* **DATASET EXCERPTS**
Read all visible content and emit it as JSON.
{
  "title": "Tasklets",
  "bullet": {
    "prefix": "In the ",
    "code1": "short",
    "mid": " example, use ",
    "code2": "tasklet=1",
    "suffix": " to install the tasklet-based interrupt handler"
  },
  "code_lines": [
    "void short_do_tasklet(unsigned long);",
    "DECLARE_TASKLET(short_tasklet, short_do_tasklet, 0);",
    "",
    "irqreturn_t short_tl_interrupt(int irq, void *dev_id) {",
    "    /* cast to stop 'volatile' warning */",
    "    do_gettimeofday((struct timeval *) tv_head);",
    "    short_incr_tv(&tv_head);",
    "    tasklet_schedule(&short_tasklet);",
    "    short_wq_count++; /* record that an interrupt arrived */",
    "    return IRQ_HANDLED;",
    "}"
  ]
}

* **EXERCISE DESCRIPTION**
Reproduce the data in full, exactly as presented.

* **WRITTEN RESPONSE**
Read all visible content and emit it as JSON.
{
  "title": "Tasklets",
  "bullet": {
    "prefix": "In the ",
    "code1": "short",
    "mid": " example, use ",
    "code2": "tasklet=1",
    "suffix": " to install the tasklet-based interrupt handler"
  },
  "code_lines": [
    "void short_do_tasklet(unsigned long);",
    "DECLARE_TASKLET(short_tasklet, short_do_tasklet, 0);",
    "",
    "irqreturn_t short_tl_interrupt(int irq, void *dev_id) {",
    "    /* cast to stop 'volatile' warning */",
    "    do_gettimeofday((struct timeval *) tv_head);",
    "    short_incr_tv(&tv_head);",
    "    tasklet_schedule(&short_tasklet);",
    "    short_wq_count++; /* record that an interrupt arrived */",
    "    return IRQ_HANDLED;",
    "}"
  ]
}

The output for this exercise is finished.